Determine how many lines include the string "JSON". Output that number only.

§ DATASET ENTRIES:
--
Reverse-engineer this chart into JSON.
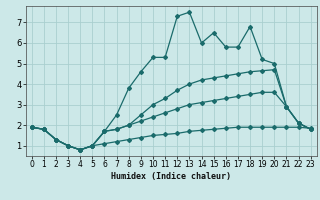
{
  "xlabel": "Humidex (Indice chaleur)",
  "background_color": "#cce8e8",
  "grid_color": "#aacfcf",
  "line_color": "#1a6b6b",
  "xlim": [
    -0.5,
    23.5
  ],
  "ylim": [
    0.5,
    7.8
  ],
  "xticks": [
    0,
    1,
    2,
    3,
    4,
    5,
    6,
    7,
    8,
    9,
    10,
    11,
    12,
    13,
    14,
    15,
    16,
    17,
    18,
    19,
    20,
    21,
    22,
    23
  ],
  "yticks": [
    1,
    2,
    3,
    4,
    5,
    6,
    7
  ],
  "series": [
    {
      "x": [
        0,
        1,
        2,
        3,
        4,
        5,
        6,
        7,
        8,
        9,
        10,
        11,
        12,
        13,
        14,
        15,
        16,
        17,
        18,
        19,
        20,
        21,
        22,
        23
      ],
      "y": [
        1.9,
        1.8,
        1.3,
        1.0,
        0.8,
        1.0,
        1.1,
        1.2,
        1.3,
        1.4,
        1.5,
        1.55,
        1.6,
        1.7,
        1.75,
        1.8,
        1.85,
        1.9,
        1.9,
        1.9,
        1.9,
        1.9,
        1.9,
        1.85
      ]
    },
    {
      "x": [
        0,
        1,
        2,
        3,
        4,
        5,
        6,
        7,
        8,
        9,
        10,
        11,
        12,
        13,
        14,
        15,
        16,
        17,
        18,
        19,
        20,
        21,
        22,
        23
      ],
      "y": [
        1.9,
        1.8,
        1.3,
        1.0,
        0.8,
        1.0,
        1.7,
        1.8,
        2.0,
        2.2,
        2.4,
        2.6,
        2.8,
        3.0,
        3.1,
        3.2,
        3.3,
        3.4,
        3.5,
        3.6,
        3.6,
        2.9,
        2.1,
        1.8
      ]
    },
    {
      "x": [
        0,
        1,
        2,
        3,
        4,
        5,
        6,
        7,
        8,
        9,
        10,
        11,
        12,
        13,
        14,
        15,
        16,
        17,
        18,
        19,
        20,
        21,
        22,
        23
      ],
      "y": [
        1.9,
        1.8,
        1.3,
        1.0,
        0.8,
        1.0,
        1.7,
        1.8,
        2.0,
        2.5,
        3.0,
        3.3,
        3.7,
        4.0,
        4.2,
        4.3,
        4.4,
        4.5,
        4.6,
        4.65,
        4.7,
        2.9,
        2.1,
        1.8
      ]
    },
    {
      "x": [
        0,
        1,
        2,
        3,
        4,
        5,
        6,
        7,
        8,
        9,
        10,
        11,
        12,
        13,
        14,
        15,
        16,
        17,
        18,
        19,
        20,
        21,
        22,
        23
      ],
      "y": [
        1.9,
        1.8,
        1.3,
        1.0,
        0.8,
        1.0,
        1.7,
        2.5,
        3.8,
        4.6,
        5.3,
        5.3,
        7.3,
        7.5,
        6.0,
        6.5,
        5.8,
        5.8,
        6.8,
        5.2,
        5.0,
        2.9,
        2.1,
        1.8
      ]
    }
  ]
}
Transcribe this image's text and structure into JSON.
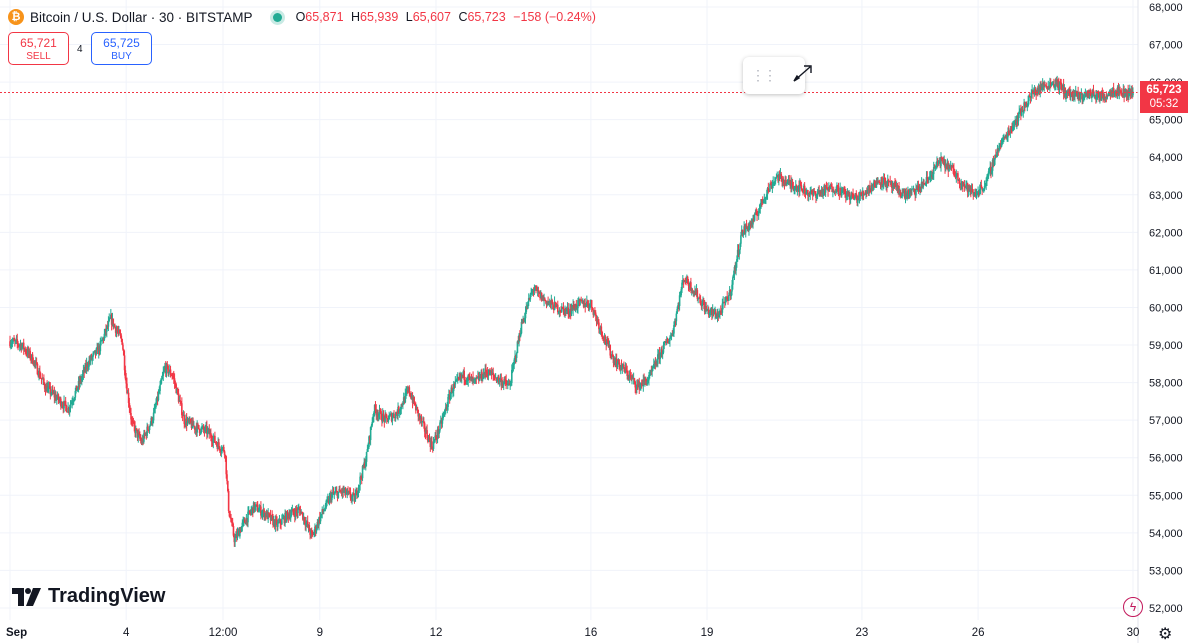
{
  "header": {
    "coin_glyph": "₿",
    "symbol": "Bitcoin / U.S. Dollar · 30 · BITSTAMP",
    "open_label": "O",
    "open": "65,871",
    "high_label": "H",
    "high": "65,939",
    "low_label": "L",
    "low": "65,607",
    "close_label": "C",
    "close": "65,723",
    "change": "−158 (−0.24%)"
  },
  "trade": {
    "sell_price": "65,721",
    "sell_label": "SELL",
    "spread": "4",
    "buy_price": "65,725",
    "buy_label": "BUY"
  },
  "last_price": {
    "price": "65,723",
    "countdown": "05:32"
  },
  "brand": {
    "name": "TradingView"
  },
  "colors": {
    "up": "#22ab94",
    "down": "#f23645",
    "grid": "#f0f3fa",
    "axis_text": "#131722"
  },
  "icons": {
    "drag": "drag-handle-icon",
    "draw": "pencil-arrow-icon",
    "alert": "lightning-icon",
    "settings": "gear-icon"
  },
  "chart_data": {
    "type": "candlestick",
    "interval": "30",
    "ylim": [
      51500,
      68200
    ],
    "y_ticks": [
      52000,
      53000,
      54000,
      55000,
      56000,
      57000,
      58000,
      59000,
      60000,
      61000,
      62000,
      63000,
      64000,
      65000,
      66000,
      67000,
      68000
    ],
    "y_tick_labels": [
      "52,000",
      "53,000",
      "54,000",
      "55,000",
      "56,000",
      "57,000",
      "58,000",
      "59,000",
      "60,000",
      "61,000",
      "62,000",
      "63,000",
      "64,000",
      "65,000",
      "66,000",
      "67,000",
      "68,000"
    ],
    "x_ticks": [
      "Sep",
      "4",
      "12:00",
      "9",
      "12",
      "16",
      "19",
      "23",
      "26",
      "30"
    ],
    "x_tick_days": [
      1,
      4,
      6.5,
      9,
      12,
      16,
      19,
      23,
      26,
      30
    ],
    "x_range_days": [
      1,
      30
    ],
    "price_path": [
      [
        1.0,
        59100
      ],
      [
        1.3,
        59000
      ],
      [
        1.6,
        58600
      ],
      [
        1.9,
        57900
      ],
      [
        2.2,
        57600
      ],
      [
        2.5,
        57300
      ],
      [
        2.8,
        58000
      ],
      [
        3.0,
        58500
      ],
      [
        3.3,
        58900
      ],
      [
        3.6,
        59700
      ],
      [
        3.9,
        59100
      ],
      [
        4.0,
        58000
      ],
      [
        4.15,
        56900
      ],
      [
        4.4,
        56400
      ],
      [
        4.7,
        57100
      ],
      [
        5.0,
        58400
      ],
      [
        5.2,
        58200
      ],
      [
        5.5,
        57000
      ],
      [
        5.8,
        56800
      ],
      [
        6.1,
        56700
      ],
      [
        6.4,
        56300
      ],
      [
        6.55,
        56200
      ],
      [
        6.65,
        54600
      ],
      [
        6.8,
        53800
      ],
      [
        7.0,
        54200
      ],
      [
        7.3,
        54700
      ],
      [
        7.6,
        54500
      ],
      [
        7.9,
        54200
      ],
      [
        8.2,
        54500
      ],
      [
        8.5,
        54600
      ],
      [
        8.8,
        53900
      ],
      [
        9.0,
        54400
      ],
      [
        9.3,
        55000
      ],
      [
        9.6,
        55100
      ],
      [
        9.9,
        54900
      ],
      [
        10.2,
        56000
      ],
      [
        10.4,
        57300
      ],
      [
        10.7,
        57000
      ],
      [
        11.0,
        57200
      ],
      [
        11.3,
        57800
      ],
      [
        11.6,
        57000
      ],
      [
        11.9,
        56300
      ],
      [
        12.1,
        56800
      ],
      [
        12.4,
        57800
      ],
      [
        12.7,
        58200
      ],
      [
        13.0,
        58000
      ],
      [
        13.3,
        58300
      ],
      [
        13.6,
        58100
      ],
      [
        13.9,
        57900
      ],
      [
        14.2,
        59500
      ],
      [
        14.5,
        60500
      ],
      [
        14.8,
        60200
      ],
      [
        15.1,
        60000
      ],
      [
        15.4,
        59900
      ],
      [
        15.7,
        60100
      ],
      [
        16.0,
        60100
      ],
      [
        16.3,
        59300
      ],
      [
        16.6,
        58600
      ],
      [
        16.9,
        58300
      ],
      [
        17.2,
        57900
      ],
      [
        17.5,
        58100
      ],
      [
        17.8,
        58800
      ],
      [
        18.1,
        59300
      ],
      [
        18.4,
        60800
      ],
      [
        18.7,
        60400
      ],
      [
        19.0,
        59900
      ],
      [
        19.3,
        59800
      ],
      [
        19.6,
        60400
      ],
      [
        19.9,
        62000
      ],
      [
        20.2,
        62300
      ],
      [
        20.5,
        63000
      ],
      [
        20.8,
        63500
      ],
      [
        21.1,
        63300
      ],
      [
        21.4,
        63200
      ],
      [
        21.7,
        63000
      ],
      [
        22.0,
        63100
      ],
      [
        22.3,
        63200
      ],
      [
        22.6,
        63000
      ],
      [
        22.9,
        62900
      ],
      [
        23.2,
        63200
      ],
      [
        23.5,
        63400
      ],
      [
        23.8,
        63200
      ],
      [
        24.1,
        63000
      ],
      [
        24.4,
        63100
      ],
      [
        24.7,
        63400
      ],
      [
        25.0,
        63900
      ],
      [
        25.3,
        63700
      ],
      [
        25.6,
        63300
      ],
      [
        25.9,
        63000
      ],
      [
        26.2,
        63300
      ],
      [
        26.5,
        64200
      ],
      [
        26.8,
        64700
      ],
      [
        27.1,
        65200
      ],
      [
        27.4,
        65700
      ],
      [
        27.7,
        65900
      ],
      [
        28.0,
        66000
      ],
      [
        28.3,
        65700
      ],
      [
        28.6,
        65600
      ],
      [
        28.9,
        65700
      ],
      [
        29.2,
        65600
      ],
      [
        29.5,
        65800
      ],
      [
        29.8,
        65700
      ],
      [
        30.0,
        65723
      ]
    ]
  }
}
--
§ WRITTEN SOLUTION: 2